_The data_
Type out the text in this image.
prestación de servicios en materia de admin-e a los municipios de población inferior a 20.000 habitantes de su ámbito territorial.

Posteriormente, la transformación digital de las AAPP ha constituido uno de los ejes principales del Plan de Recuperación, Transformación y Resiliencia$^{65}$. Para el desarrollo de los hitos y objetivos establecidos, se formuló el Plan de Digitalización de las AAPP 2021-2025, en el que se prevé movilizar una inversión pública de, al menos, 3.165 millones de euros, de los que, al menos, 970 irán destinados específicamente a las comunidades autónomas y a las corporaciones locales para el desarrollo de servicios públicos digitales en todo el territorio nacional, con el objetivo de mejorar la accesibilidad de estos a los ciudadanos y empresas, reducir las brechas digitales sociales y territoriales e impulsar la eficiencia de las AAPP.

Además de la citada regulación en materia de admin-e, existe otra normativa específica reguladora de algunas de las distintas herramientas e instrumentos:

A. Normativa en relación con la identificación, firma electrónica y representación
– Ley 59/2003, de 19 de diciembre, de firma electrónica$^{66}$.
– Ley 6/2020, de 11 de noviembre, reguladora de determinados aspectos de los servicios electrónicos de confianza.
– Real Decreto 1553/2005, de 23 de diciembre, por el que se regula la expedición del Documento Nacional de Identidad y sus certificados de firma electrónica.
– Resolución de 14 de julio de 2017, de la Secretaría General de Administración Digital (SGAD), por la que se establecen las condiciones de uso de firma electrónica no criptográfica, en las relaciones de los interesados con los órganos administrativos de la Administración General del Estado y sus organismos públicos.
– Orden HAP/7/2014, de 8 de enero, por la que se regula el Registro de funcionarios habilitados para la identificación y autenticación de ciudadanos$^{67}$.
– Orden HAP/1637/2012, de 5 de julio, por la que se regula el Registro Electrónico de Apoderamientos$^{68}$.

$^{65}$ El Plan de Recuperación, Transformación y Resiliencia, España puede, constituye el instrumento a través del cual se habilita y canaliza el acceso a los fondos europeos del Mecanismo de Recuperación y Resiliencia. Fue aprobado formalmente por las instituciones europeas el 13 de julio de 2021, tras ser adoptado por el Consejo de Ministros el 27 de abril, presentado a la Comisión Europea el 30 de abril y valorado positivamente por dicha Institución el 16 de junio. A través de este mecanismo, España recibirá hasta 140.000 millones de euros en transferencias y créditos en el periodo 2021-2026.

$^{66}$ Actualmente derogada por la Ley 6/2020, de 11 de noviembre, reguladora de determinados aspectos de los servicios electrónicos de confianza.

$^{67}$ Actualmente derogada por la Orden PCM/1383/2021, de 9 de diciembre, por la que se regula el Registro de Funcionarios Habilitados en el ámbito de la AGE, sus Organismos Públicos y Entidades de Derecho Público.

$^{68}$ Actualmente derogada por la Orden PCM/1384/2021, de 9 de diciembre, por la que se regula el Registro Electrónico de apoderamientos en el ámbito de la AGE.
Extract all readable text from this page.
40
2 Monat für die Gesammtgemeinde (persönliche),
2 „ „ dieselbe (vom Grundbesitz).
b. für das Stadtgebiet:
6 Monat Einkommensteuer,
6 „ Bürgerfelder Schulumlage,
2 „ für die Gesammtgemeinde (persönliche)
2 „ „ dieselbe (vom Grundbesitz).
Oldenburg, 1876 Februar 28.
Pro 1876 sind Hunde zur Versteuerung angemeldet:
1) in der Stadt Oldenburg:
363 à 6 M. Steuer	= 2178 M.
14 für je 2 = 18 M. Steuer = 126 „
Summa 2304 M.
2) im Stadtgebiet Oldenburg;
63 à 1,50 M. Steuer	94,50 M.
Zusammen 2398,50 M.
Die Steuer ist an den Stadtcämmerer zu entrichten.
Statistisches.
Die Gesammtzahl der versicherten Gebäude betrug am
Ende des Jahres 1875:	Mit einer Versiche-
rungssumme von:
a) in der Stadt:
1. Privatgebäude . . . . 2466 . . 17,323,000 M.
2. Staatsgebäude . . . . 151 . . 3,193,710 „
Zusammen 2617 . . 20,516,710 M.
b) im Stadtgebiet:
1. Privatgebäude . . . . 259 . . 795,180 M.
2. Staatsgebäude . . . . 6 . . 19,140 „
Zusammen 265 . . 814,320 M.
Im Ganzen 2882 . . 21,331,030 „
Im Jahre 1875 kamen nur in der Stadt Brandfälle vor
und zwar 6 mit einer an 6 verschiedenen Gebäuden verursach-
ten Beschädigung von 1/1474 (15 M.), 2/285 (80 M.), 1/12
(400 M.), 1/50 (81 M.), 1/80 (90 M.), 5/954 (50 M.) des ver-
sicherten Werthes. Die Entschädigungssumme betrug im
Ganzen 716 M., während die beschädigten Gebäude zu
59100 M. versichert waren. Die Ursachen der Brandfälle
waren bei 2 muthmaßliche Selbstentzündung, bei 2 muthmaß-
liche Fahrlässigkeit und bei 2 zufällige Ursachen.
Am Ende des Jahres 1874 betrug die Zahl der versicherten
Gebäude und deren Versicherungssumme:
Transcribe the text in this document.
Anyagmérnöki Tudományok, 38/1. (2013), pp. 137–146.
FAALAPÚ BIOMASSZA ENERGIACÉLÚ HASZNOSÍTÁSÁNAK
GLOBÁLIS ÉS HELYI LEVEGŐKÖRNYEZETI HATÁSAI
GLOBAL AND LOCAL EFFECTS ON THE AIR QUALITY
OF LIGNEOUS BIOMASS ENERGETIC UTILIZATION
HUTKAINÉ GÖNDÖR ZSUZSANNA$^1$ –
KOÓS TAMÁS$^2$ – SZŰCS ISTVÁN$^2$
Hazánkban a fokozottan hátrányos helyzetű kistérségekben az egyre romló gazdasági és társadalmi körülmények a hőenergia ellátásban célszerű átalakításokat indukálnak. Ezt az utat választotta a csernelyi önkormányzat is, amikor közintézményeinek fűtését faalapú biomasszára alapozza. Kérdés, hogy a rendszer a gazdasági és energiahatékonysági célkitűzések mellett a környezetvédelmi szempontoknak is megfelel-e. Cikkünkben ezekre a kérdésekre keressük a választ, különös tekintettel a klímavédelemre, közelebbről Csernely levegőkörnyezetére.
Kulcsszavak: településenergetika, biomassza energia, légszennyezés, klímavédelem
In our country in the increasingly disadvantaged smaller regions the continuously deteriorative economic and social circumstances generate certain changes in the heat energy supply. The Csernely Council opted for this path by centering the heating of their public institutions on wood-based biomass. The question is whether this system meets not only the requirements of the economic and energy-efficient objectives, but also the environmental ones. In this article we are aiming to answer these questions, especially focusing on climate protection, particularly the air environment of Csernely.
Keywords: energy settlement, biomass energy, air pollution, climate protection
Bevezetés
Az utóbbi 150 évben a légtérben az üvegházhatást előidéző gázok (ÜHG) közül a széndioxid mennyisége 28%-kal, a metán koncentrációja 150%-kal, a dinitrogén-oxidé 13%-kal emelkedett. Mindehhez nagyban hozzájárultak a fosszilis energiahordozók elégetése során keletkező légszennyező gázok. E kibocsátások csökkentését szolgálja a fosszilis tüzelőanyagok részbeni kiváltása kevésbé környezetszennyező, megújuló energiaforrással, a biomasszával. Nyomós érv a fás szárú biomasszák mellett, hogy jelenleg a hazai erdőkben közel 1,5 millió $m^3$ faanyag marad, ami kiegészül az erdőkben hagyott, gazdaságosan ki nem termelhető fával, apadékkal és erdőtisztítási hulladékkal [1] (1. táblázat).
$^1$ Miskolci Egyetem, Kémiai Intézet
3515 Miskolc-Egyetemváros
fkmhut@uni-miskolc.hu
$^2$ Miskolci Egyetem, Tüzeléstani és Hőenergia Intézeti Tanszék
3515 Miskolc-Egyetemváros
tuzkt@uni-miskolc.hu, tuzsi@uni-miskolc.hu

_Written request_
Find how many lines in the listing hold "Ganzen", and reply with that number only.

_Output of the task_
2